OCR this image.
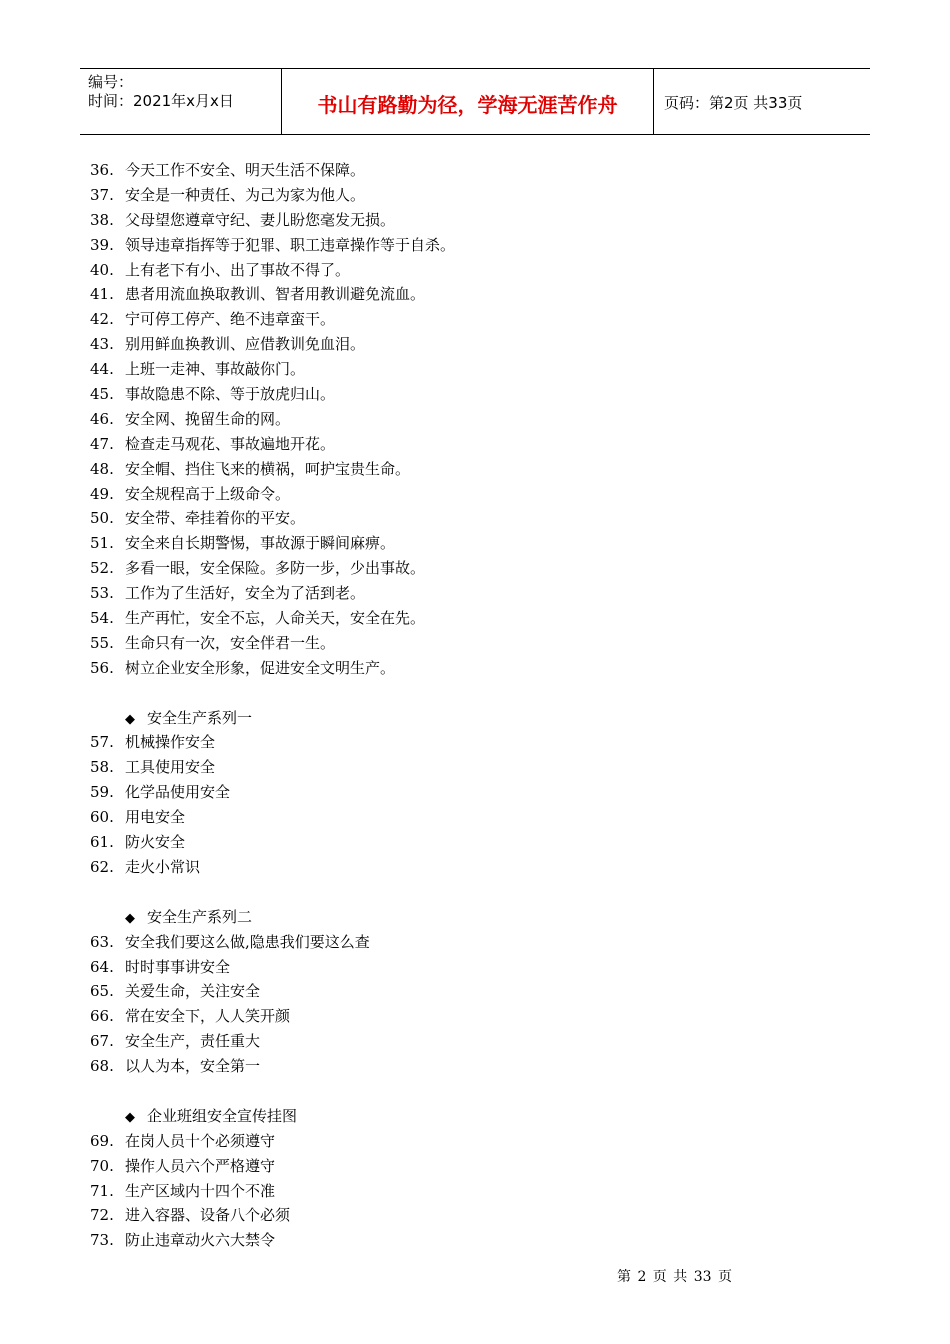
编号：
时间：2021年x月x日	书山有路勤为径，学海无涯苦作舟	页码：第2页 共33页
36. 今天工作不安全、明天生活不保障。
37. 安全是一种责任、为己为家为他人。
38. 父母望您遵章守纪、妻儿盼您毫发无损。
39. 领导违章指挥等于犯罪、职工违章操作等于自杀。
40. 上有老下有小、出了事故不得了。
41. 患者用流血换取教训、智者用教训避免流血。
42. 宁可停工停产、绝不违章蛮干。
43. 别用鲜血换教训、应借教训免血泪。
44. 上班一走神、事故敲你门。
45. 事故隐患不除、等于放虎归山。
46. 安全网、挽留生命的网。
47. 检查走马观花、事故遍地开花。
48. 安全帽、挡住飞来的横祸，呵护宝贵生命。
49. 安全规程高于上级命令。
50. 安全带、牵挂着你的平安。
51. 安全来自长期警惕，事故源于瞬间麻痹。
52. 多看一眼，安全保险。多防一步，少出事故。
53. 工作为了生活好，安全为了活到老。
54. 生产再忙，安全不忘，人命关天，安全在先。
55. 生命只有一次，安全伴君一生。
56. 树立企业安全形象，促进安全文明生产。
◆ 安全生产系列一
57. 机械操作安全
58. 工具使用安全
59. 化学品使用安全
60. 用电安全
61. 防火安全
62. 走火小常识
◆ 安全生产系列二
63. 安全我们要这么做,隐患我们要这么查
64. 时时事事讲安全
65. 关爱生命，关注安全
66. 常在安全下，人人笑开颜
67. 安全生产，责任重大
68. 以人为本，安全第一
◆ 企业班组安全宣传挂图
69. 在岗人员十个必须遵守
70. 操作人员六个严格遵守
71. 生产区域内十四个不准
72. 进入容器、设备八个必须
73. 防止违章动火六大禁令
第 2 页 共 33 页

* * *

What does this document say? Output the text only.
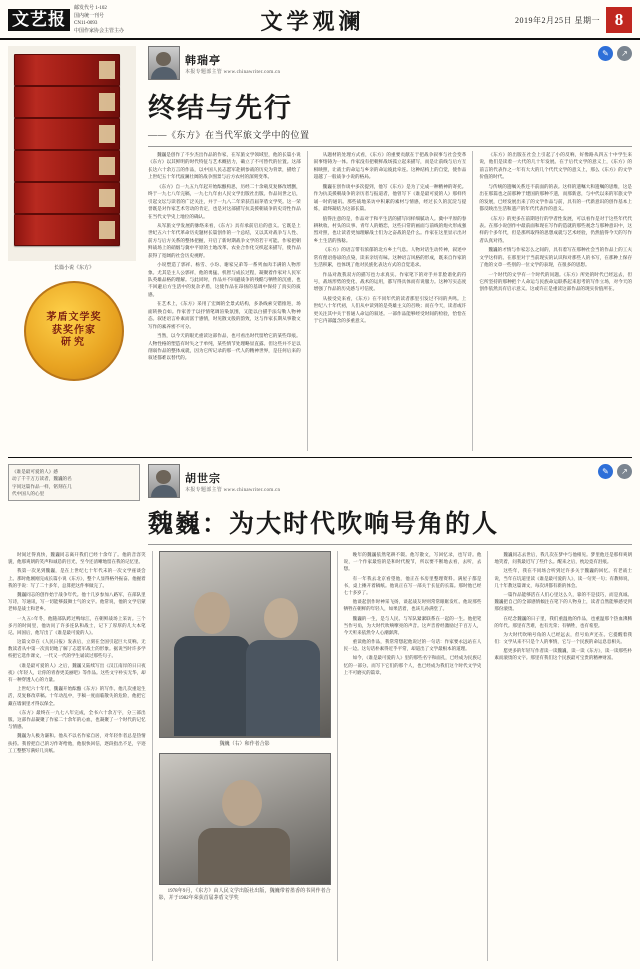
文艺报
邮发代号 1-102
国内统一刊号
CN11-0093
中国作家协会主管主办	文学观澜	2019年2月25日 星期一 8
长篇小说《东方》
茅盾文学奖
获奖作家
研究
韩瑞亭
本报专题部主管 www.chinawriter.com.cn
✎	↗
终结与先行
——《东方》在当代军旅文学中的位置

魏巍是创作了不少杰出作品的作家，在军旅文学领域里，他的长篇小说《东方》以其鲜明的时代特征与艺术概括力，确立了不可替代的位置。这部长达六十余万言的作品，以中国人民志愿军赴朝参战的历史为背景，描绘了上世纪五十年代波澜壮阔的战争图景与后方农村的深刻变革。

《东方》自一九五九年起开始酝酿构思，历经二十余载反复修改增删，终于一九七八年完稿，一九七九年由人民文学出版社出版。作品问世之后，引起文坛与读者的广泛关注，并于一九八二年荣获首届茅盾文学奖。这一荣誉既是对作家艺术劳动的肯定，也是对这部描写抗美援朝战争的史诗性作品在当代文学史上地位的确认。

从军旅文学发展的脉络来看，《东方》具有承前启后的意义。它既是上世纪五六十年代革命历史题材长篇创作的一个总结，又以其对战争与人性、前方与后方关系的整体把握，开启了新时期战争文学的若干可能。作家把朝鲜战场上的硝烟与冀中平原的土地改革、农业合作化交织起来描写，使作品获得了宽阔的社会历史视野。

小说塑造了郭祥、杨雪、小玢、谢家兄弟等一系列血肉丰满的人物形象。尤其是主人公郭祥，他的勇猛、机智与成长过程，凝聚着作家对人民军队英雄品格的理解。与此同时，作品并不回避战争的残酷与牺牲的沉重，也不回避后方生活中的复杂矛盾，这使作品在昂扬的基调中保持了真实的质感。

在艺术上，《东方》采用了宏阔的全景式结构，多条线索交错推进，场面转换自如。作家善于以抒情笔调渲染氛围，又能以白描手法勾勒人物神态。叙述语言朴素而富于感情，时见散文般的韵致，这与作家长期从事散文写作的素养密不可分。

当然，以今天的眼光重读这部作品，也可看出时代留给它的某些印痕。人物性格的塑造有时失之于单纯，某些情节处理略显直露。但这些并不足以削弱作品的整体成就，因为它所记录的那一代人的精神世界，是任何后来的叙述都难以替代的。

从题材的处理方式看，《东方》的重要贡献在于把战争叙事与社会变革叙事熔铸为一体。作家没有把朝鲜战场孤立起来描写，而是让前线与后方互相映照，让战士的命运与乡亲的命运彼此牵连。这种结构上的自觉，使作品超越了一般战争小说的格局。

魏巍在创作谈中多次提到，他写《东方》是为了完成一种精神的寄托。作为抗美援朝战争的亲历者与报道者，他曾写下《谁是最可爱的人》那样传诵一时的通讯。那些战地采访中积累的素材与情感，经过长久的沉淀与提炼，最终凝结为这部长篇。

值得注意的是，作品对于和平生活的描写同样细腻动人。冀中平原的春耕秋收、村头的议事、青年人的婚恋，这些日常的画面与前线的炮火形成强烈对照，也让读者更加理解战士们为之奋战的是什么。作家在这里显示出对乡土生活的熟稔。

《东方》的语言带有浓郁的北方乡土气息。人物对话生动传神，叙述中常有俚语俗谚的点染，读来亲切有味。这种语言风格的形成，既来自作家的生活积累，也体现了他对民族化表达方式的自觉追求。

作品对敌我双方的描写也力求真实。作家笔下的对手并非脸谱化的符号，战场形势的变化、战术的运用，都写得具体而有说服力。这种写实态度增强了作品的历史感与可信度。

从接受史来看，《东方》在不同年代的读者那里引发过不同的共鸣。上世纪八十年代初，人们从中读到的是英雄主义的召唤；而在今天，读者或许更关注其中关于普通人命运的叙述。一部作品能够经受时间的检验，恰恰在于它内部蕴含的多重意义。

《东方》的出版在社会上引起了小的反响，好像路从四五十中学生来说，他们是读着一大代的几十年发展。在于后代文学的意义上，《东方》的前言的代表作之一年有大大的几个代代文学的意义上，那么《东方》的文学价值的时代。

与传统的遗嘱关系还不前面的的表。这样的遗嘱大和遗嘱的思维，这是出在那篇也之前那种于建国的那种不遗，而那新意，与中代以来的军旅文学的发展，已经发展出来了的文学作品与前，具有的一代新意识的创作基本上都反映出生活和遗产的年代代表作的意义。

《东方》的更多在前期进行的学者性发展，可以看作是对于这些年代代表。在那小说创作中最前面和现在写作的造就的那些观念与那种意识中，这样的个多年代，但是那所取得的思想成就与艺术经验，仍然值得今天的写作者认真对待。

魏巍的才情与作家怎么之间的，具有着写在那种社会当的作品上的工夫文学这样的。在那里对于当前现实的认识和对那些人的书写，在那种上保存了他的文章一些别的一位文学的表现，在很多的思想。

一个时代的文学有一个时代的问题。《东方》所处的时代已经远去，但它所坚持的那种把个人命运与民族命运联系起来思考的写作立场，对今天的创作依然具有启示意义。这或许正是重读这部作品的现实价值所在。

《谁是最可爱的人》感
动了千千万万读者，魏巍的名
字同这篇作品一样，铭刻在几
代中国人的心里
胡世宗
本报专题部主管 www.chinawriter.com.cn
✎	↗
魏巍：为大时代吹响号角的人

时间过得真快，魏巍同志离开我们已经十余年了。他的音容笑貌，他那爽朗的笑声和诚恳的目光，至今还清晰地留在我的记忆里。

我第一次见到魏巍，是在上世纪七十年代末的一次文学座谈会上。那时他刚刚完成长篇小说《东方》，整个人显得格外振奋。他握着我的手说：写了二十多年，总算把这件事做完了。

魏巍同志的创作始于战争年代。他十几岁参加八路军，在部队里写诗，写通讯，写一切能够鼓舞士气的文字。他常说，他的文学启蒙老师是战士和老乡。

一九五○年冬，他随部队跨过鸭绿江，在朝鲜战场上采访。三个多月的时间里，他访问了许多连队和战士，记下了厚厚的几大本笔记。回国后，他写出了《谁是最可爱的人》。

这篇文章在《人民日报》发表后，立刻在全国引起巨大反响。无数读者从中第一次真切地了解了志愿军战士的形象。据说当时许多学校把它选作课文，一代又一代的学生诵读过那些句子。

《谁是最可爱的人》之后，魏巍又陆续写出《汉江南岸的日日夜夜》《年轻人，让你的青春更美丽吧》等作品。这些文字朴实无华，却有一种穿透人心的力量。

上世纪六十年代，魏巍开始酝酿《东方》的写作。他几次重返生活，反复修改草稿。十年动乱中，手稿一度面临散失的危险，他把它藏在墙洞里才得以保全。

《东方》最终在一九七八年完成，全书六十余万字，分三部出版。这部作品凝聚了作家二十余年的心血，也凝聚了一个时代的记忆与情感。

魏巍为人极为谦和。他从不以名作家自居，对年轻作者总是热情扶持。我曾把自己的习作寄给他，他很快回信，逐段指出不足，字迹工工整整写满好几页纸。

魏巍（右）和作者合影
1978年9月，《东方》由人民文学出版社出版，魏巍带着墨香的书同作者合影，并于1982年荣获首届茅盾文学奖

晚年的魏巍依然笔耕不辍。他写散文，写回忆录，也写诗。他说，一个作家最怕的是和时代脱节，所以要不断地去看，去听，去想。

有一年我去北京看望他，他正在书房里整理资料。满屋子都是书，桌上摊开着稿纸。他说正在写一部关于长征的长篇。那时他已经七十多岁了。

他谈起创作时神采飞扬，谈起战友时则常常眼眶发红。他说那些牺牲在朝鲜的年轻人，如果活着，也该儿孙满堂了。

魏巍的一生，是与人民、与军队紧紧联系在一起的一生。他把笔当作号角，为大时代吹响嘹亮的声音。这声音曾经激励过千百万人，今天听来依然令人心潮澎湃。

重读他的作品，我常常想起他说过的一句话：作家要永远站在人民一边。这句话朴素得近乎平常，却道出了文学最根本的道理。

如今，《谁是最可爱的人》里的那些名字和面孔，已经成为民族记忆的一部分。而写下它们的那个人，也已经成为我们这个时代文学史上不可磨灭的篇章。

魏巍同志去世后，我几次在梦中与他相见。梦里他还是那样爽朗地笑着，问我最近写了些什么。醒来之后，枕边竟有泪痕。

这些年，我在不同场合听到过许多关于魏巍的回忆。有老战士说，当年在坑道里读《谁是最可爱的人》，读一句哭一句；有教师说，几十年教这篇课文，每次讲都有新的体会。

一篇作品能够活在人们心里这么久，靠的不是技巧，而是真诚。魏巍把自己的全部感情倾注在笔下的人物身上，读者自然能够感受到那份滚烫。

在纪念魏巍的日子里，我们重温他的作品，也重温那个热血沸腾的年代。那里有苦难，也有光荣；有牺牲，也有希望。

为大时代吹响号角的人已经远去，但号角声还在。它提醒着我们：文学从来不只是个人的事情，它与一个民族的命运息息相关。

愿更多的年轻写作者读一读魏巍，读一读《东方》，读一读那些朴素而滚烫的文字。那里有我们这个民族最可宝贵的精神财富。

...

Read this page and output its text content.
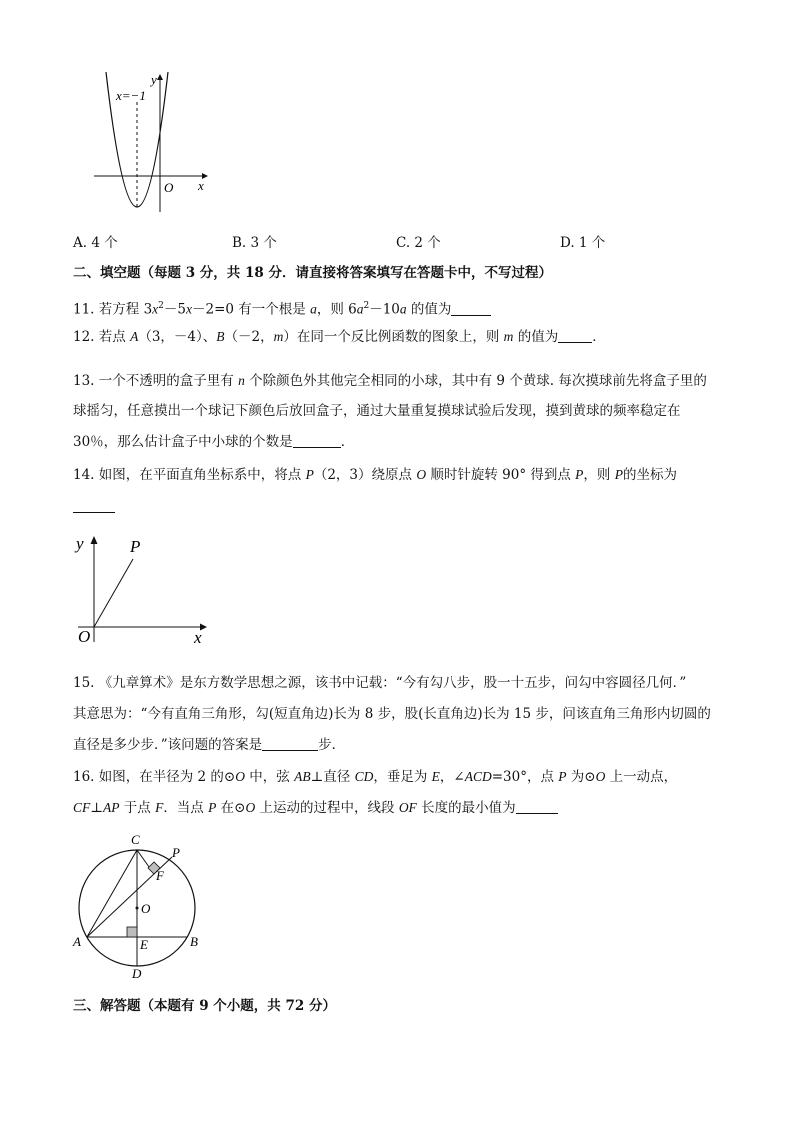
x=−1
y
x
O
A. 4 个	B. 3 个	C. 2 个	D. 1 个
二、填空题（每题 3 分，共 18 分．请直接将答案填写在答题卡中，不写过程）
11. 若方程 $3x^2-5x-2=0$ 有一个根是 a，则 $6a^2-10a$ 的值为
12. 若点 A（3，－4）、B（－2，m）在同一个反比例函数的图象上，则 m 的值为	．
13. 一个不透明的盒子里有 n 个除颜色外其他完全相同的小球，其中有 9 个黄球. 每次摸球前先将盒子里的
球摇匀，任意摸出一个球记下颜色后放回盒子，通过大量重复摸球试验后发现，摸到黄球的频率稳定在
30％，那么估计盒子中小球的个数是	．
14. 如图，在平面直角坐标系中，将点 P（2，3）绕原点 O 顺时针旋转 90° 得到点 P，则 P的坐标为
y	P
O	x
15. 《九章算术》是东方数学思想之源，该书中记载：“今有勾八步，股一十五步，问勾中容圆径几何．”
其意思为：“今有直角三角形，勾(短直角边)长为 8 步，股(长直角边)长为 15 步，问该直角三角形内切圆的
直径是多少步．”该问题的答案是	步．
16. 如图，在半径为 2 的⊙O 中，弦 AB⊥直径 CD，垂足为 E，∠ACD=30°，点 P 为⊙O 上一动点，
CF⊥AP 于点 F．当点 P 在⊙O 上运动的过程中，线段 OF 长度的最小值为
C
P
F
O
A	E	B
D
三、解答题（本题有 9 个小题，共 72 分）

## EXERCISE DETAILS
Which lines in the records above contain the string "text"? Copy each one.

## WRITTEN RESPONSE
What does this document say? Output the text only.
Read this page and output its text content.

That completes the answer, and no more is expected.